[Work required]
Make an exact copy of the listing below.

.....

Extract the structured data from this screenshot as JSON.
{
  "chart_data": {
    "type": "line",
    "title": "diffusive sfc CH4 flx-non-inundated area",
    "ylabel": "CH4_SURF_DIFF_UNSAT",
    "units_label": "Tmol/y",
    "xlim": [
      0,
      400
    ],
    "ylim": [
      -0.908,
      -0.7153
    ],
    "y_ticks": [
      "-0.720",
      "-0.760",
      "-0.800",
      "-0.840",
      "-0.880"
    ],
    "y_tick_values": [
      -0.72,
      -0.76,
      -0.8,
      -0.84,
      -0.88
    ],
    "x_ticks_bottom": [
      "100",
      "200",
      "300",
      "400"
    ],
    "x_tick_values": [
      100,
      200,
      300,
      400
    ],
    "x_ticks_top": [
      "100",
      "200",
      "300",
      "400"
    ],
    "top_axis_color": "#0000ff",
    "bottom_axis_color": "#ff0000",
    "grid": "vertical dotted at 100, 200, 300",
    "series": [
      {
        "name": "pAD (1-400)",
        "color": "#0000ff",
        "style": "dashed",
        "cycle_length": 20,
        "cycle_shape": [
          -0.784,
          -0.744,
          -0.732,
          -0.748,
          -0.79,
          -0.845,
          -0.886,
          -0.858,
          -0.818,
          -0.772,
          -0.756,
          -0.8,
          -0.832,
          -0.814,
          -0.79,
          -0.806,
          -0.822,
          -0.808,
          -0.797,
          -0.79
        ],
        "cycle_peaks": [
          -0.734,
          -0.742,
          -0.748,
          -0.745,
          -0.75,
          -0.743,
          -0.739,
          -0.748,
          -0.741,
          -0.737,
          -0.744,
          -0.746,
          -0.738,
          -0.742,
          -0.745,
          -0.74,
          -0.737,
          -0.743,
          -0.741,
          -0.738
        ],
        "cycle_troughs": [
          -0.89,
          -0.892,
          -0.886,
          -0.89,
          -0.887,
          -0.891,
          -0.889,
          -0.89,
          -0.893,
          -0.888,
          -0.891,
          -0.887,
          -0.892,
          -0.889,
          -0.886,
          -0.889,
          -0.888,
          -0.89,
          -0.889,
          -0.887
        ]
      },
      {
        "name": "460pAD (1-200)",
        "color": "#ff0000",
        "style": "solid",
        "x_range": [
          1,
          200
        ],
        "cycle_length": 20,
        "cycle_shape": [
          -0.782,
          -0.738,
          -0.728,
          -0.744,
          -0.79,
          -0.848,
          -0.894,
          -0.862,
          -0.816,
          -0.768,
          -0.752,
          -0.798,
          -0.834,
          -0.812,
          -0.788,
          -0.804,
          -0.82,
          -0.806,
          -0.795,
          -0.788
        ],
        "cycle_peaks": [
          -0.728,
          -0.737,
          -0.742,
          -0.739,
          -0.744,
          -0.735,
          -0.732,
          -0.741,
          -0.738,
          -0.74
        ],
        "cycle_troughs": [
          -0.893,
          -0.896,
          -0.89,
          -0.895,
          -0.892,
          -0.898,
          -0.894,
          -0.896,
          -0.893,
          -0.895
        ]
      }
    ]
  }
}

.....

[Right answer]
Extract the structured data from this screenshot as JSON.
{
  "chart_data": {
    "type": "line",
    "title": "diffusive sfc CH4 flx-non-inundated area",
    "ylabel": "CH4_SURF_DIFF_UNSAT",
    "units_label": "Tmol/y",
    "xlim": [
      0,
      400
    ],
    "ylim": [
      -0.908,
      -0.7153
    ],
    "y_ticks": [
      "-0.720",
      "-0.760",
      "-0.800",
      "-0.840",
      "-0.880"
    ],
    "y_tick_values": [
      -0.72,
      -0.76,
      -0.8,
      -0.84,
      -0.88
    ],
    "x_ticks_bottom": [
      "100",
      "200",
      "300",
      "400"
    ],
    "x_tick_values": [
      100,
      200,
      300,
      400
    ],
    "x_ticks_top": [
      "100",
      "200",
      "300",
      "400"
    ],
    "top_axis_color": "#0000ff",
    "bottom_axis_color": "#ff0000",
    "grid": "vertical dotted at 100, 200, 300",
    "series": [
      {
        "name": "pAD (1-400)",
        "color": "#0000ff",
        "style": "dashed",
        "cycle_length": 20,
        "cycle_shape": [
          -0.784,
          -0.744,
          -0.732,
          -0.748,
          -0.79,
          -0.845,
          -0.886,
          -0.858,
          -0.818,
          -0.772,
          -0.756,
          -0.8,
          -0.832,
          -0.814,
          -0.79,
          -0.806,
          -0.822,
          -0.808,
          -0.797,
          -0.79
        ],
        "cycle_peaks": [
          -0.734,
          -0.742,
          -0.748,
          -0.745,
          -0.75,
          -0.743,
          -0.739,
          -0.748,
          -0.741,
          -0.737,
          -0.744,
          -0.746,
          -0.738,
          -0.742,
          -0.745,
          -0.74,
          -0.737,
          -0.743,
          -0.741,
          -0.738
        ],
        "cycle_troughs": [
          -0.89,
          -0.892,
          -0.886,
          -0.89,
          -0.887,
          -0.891,
          -0.889,
          -0.89,
          -0.893,
          -0.888,
          -0.891,
          -0.887,
          -0.892,
          -0.889,
          -0.886,
          -0.889,
          -0.888,
          -0.89,
          -0.889,
          -0.887
        ]
      },
      {
        "name": "460pAD (1-200)",
        "color": "#ff0000",
        "style": "solid",
        "x_range": [
          1,
          200
        ],
        "cycle_length": 20,
        "cycle_shape": [
          -0.782,
          -0.738,
          -0.728,
          -0.744,
          -0.79,
          -0.848,
          -0.894,
          -0.862,
          -0.816,
          -0.768,
          -0.752,
          -0.798,
          -0.834,
          -0.812,
          -0.788,
          -0.804,
          -0.82,
          -0.806,
          -0.795,
          -0.788
        ],
        "cycle_peaks": [
          -0.728,
          -0.737,
          -0.742,
          -0.739,
          -0.744,
          -0.735,
          -0.732,
          -0.741,
          -0.738,
          -0.74
        ],
        "cycle_troughs": [
          -0.893,
          -0.896,
          -0.89,
          -0.895,
          -0.892,
          -0.898,
          -0.894,
          -0.896,
          -0.893,
          -0.895
        ]
      }
    ]
  }
}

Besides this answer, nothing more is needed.